* GIVEN REQUEST
Repeat every record below exactly, omitting any pictures.

* RECORD LIST
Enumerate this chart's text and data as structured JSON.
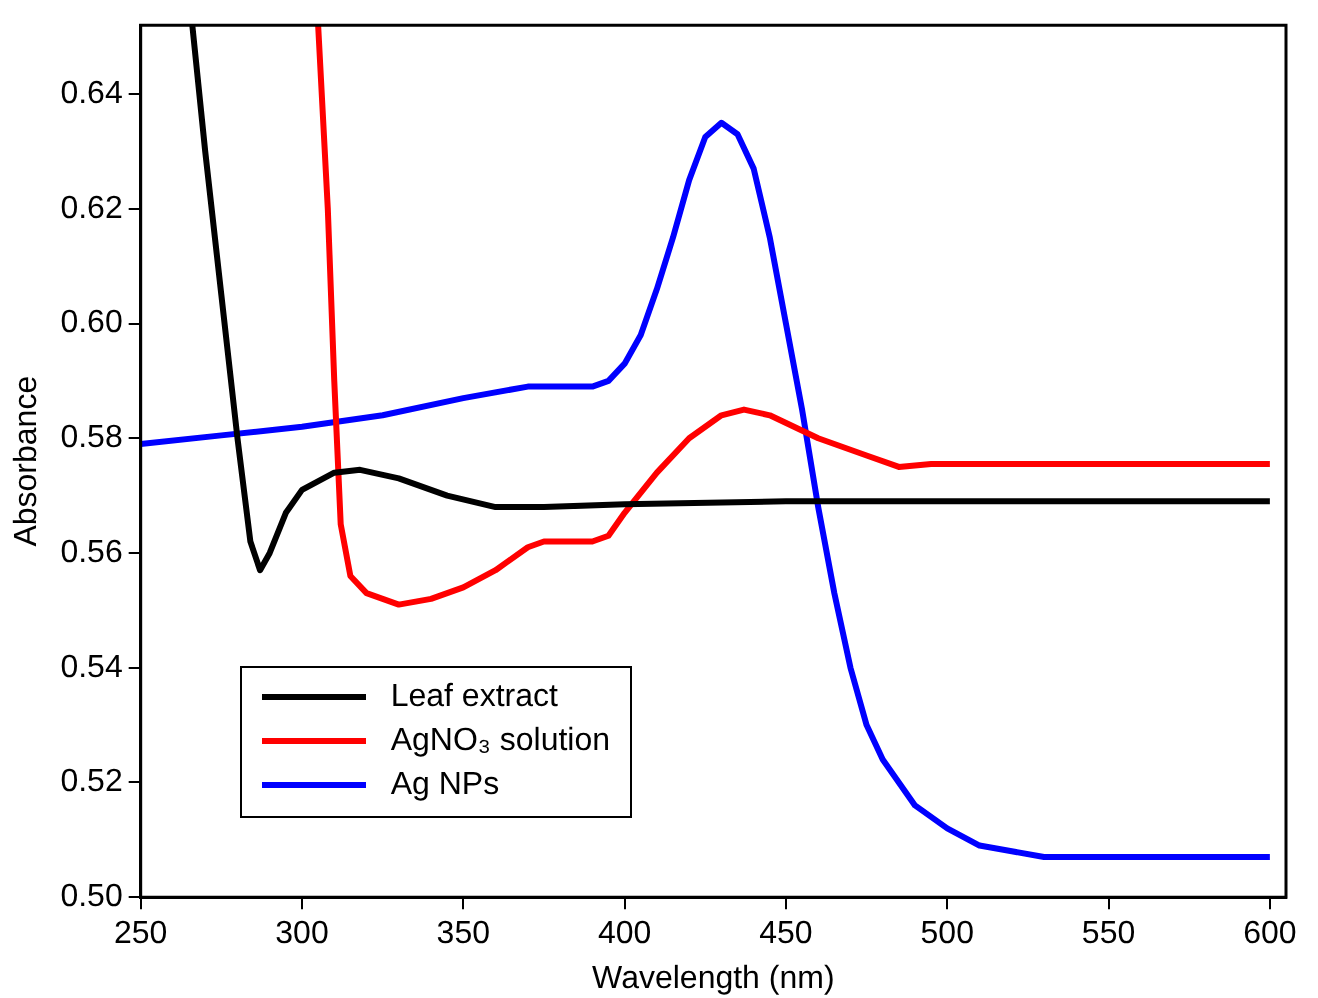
{
  "chart_data": {
    "type": "line",
    "xlabel": "Wavelength (nm)",
    "ylabel": "Absorbance",
    "xlim": [
      250,
      605
    ],
    "ylim": [
      0.5,
      0.652
    ],
    "xticks": [
      250,
      300,
      350,
      400,
      450,
      500,
      550,
      600
    ],
    "yticks": [
      {
        "value": 0.5,
        "label": "0.50"
      },
      {
        "value": 0.52,
        "label": "0.52"
      },
      {
        "value": 0.54,
        "label": "0.54"
      },
      {
        "value": 0.56,
        "label": "0.56"
      },
      {
        "value": 0.58,
        "label": "0.58"
      },
      {
        "value": 0.6,
        "label": "0.60"
      },
      {
        "value": 0.62,
        "label": "0.62"
      },
      {
        "value": 0.64,
        "label": "0.64"
      }
    ],
    "grid": false,
    "legend": "bottom left",
    "marker": "none",
    "line_style": "solid",
    "series": [
      {
        "name": "Leaf extract",
        "color": "#000000",
        "x": [
          266,
          270,
          275,
          280,
          284,
          287,
          290,
          295,
          300,
          310,
          318,
          330,
          345,
          360,
          375,
          400,
          450,
          500,
          600
        ],
        "values": [
          0.652,
          0.63,
          0.605,
          0.58,
          0.562,
          0.557,
          0.56,
          0.567,
          0.571,
          0.574,
          0.5745,
          0.573,
          0.57,
          0.568,
          0.568,
          0.5685,
          0.569,
          0.569,
          0.569
        ]
      },
      {
        "name": "AgNO₃ solution",
        "color": "#ff0000",
        "x": [
          305,
          308,
          310,
          312,
          315,
          320,
          330,
          340,
          350,
          360,
          370,
          375,
          390,
          395,
          400,
          410,
          420,
          430,
          437,
          445,
          460,
          475,
          485,
          495,
          600
        ],
        "values": [
          0.652,
          0.62,
          0.59,
          0.565,
          0.556,
          0.553,
          0.551,
          0.552,
          0.554,
          0.557,
          0.561,
          0.562,
          0.562,
          0.563,
          0.567,
          0.574,
          0.58,
          0.584,
          0.585,
          0.584,
          0.58,
          0.577,
          0.575,
          0.5755,
          0.5755
        ]
      },
      {
        "name": "Ag NPs",
        "color": "#0000ff",
        "x": [
          250,
          275,
          300,
          325,
          350,
          370,
          380,
          390,
          395,
          400,
          405,
          410,
          415,
          420,
          425,
          430,
          435,
          440,
          445,
          450,
          455,
          460,
          465,
          470,
          475,
          480,
          490,
          500,
          510,
          520,
          530,
          600
        ],
        "values": [
          0.579,
          0.5805,
          0.582,
          0.584,
          0.587,
          0.589,
          0.589,
          0.589,
          0.59,
          0.593,
          0.598,
          0.606,
          0.615,
          0.625,
          0.6325,
          0.635,
          0.633,
          0.627,
          0.615,
          0.6,
          0.585,
          0.568,
          0.553,
          0.54,
          0.53,
          0.524,
          0.516,
          0.512,
          0.509,
          0.508,
          0.507,
          0.507
        ]
      }
    ]
  }
}
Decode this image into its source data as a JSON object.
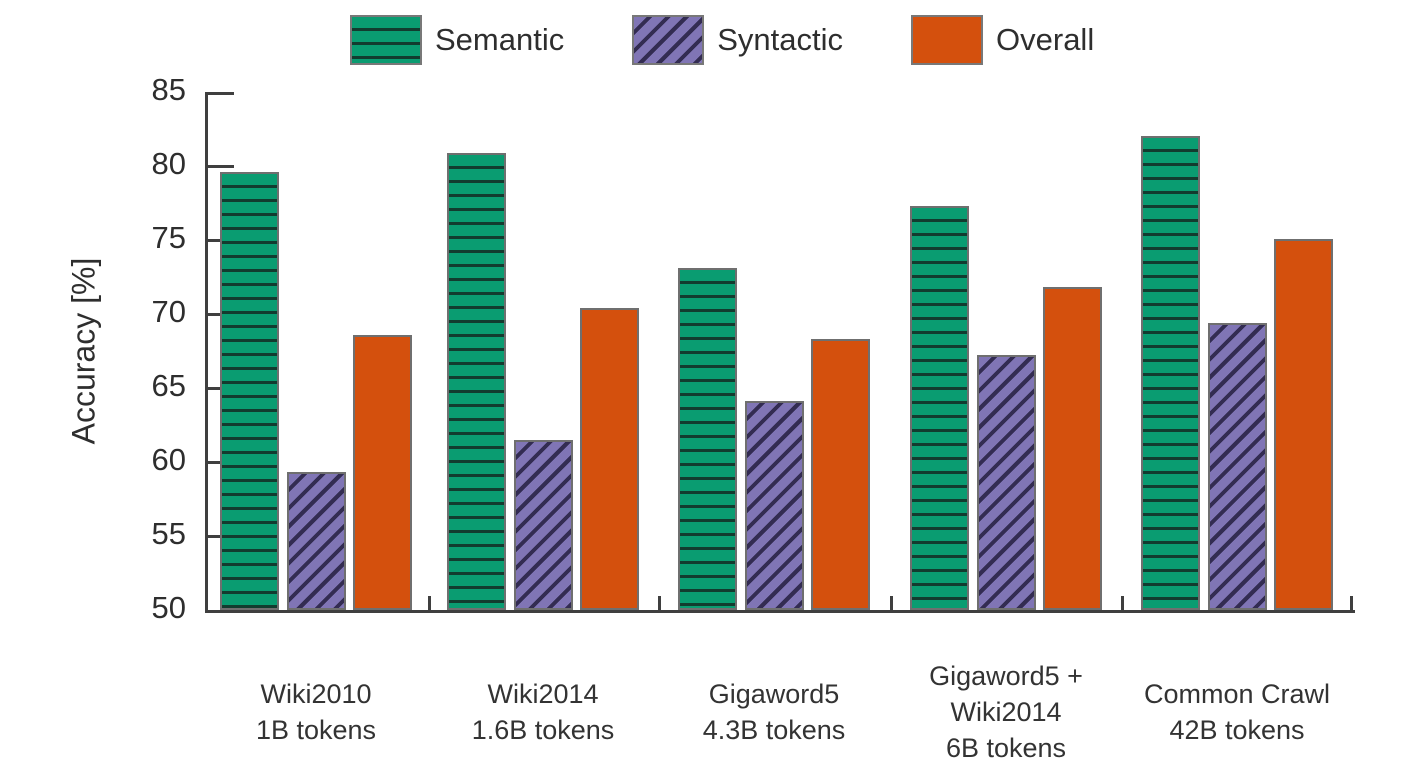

* TASK OUTPUT
Enumerate this chart's text and data as structured JSON.
{
  "chart_data": {
    "type": "line",
    "xlabel": "Wavelength (nm)",
    "ylabel": "Absorbance",
    "xlim": [
      250,
      605
    ],
    "ylim": [
      0.5,
      0.652
    ],
    "xticks": [
      250,
      300,
      350,
      400,
      450,
      500,
      550,
      600
    ],
    "yticks": [
      {
        "value": 0.5,
        "label": "0.50"
      },
      {
        "value": 0.52,
        "label": "0.52"
      },
      {
        "value": 0.54,
        "label": "0.54"
      },
      {
        "value": 0.56,
        "label": "0.56"
      },
      {
        "value": 0.58,
        "label": "0.58"
      },
      {
        "value": 0.6,
        "label": "0.60"
      },
      {
        "value": 0.62,
        "label": "0.62"
      },
      {
        "value": 0.64,
        "label": "0.64"
      }
    ],
    "grid": false,
    "legend": "bottom left",
    "marker": "none",
    "line_style": "solid",
    "series": [
      {
        "name": "Leaf extract",
        "color": "#000000",
        "x": [
          266,
          270,
          275,
          280,
          284,
          287,
          290,
          295,
          300,
          310,
          318,
          330,
          345,
          360,
          375,
          400,
          450,
          500,
          600
        ],
        "values": [
          0.652,
          0.63,
          0.605,
          0.58,
          0.562,
          0.557,
          0.56,
          0.567,
          0.571,
          0.574,
          0.5745,
          0.573,
          0.57,
          0.568,
          0.568,
          0.5685,
          0.569,
          0.569,
          0.569
        ]
      },
      {
        "name": "AgNO₃ solution",
        "color": "#ff0000",
        "x": [
          305,
          308,
          310,
          312,
          315,
          320,
          330,
          340,
          350,
          360,
          370,
          375,
          390,
          395,
          400,
          410,
          420,
          430,
          437,
          445,
          460,
          475,
          485,
          495,
          600
        ],
        "values": [
          0.652,
          0.62,
          0.59,
          0.565,
          0.556,
          0.553,
          0.551,
          0.552,
          0.554,
          0.557,
          0.561,
          0.562,
          0.562,
          0.563,
          0.567,
          0.574,
          0.58,
          0.584,
          0.585,
          0.584,
          0.58,
          0.577,
          0.575,
          0.5755,
          0.5755
        ]
      },
      {
        "name": "Ag NPs",
        "color": "#0000ff",
        "x": [
          250,
          275,
          300,
          325,
          350,
          370,
          380,
          390,
          395,
          400,
          405,
          410,
          415,
          420,
          425,
          430,
          435,
          440,
          445,
          450,
          455,
          460,
          465,
          470,
          475,
          480,
          490,
          500,
          510,
          520,
          530,
          600
        ],
        "values": [
          0.579,
          0.5805,
          0.582,
          0.584,
          0.587,
          0.589,
          0.589,
          0.589,
          0.59,
          0.593,
          0.598,
          0.606,
          0.615,
          0.625,
          0.6325,
          0.635,
          0.633,
          0.627,
          0.615,
          0.6,
          0.585,
          0.568,
          0.553,
          0.54,
          0.53,
          0.524,
          0.516,
          0.512,
          0.509,
          0.508,
          0.507,
          0.507
        ]
      }
    ]
  }
}
Decode this image into its source data as a JSON object.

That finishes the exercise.